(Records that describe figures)
####################
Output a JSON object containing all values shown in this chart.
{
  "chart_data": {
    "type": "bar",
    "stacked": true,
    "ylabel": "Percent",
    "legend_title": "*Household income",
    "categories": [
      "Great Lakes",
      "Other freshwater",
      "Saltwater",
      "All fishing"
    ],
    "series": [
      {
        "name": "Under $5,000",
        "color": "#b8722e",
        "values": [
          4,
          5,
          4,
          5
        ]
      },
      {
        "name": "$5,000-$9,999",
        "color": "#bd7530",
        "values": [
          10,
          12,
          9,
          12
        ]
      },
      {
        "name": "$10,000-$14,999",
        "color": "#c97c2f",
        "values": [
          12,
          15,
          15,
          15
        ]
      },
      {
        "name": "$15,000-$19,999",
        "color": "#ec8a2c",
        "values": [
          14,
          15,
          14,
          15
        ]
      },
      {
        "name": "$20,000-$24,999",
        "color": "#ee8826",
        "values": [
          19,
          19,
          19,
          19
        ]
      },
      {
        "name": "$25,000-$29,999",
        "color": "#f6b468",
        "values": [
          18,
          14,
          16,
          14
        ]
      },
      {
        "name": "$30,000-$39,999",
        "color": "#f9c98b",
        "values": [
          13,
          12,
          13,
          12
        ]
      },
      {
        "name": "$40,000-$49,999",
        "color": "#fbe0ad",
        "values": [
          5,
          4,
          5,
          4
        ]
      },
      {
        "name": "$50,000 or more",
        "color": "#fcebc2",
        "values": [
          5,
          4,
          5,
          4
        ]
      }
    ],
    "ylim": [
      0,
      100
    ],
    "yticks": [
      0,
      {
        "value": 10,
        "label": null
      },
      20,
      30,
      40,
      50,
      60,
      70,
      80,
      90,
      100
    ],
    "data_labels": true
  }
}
####################
• What to do
Retype all of the material, keeping each line exact.

• Task solution
Output a JSON object containing all values shown in this chart.
{
  "chart_data": {
    "type": "bar",
    "stacked": true,
    "ylabel": "Percent",
    "legend_title": "*Household income",
    "categories": [
      "Great Lakes",
      "Other freshwater",
      "Saltwater",
      "All fishing"
    ],
    "series": [
      {
        "name": "Under $5,000",
        "color": "#b8722e",
        "values": [
          4,
          5,
          4,
          5
        ]
      },
      {
        "name": "$5,000-$9,999",
        "color": "#bd7530",
        "values": [
          10,
          12,
          9,
          12
        ]
      },
      {
        "name": "$10,000-$14,999",
        "color": "#c97c2f",
        "values": [
          12,
          15,
          15,
          15
        ]
      },
      {
        "name": "$15,000-$19,999",
        "color": "#ec8a2c",
        "values": [
          14,
          15,
          14,
          15
        ]
      },
      {
        "name": "$20,000-$24,999",
        "color": "#ee8826",
        "values": [
          19,
          19,
          19,
          19
        ]
      },
      {
        "name": "$25,000-$29,999",
        "color": "#f6b468",
        "values": [
          18,
          14,
          16,
          14
        ]
      },
      {
        "name": "$30,000-$39,999",
        "color": "#f9c98b",
        "values": [
          13,
          12,
          13,
          12
        ]
      },
      {
        "name": "$40,000-$49,999",
        "color": "#fbe0ad",
        "values": [
          5,
          4,
          5,
          4
        ]
      },
      {
        "name": "$50,000 or more",
        "color": "#fcebc2",
        "values": [
          5,
          4,
          5,
          4
        ]
      }
    ],
    "ylim": [
      0,
      100
    ],
    "yticks": [
      0,
      {
        "value": 10,
        "label": null
      },
      20,
      30,
      40,
      50,
      60,
      70,
      80,
      90,
      100
    ],
    "data_labels": true
  }
}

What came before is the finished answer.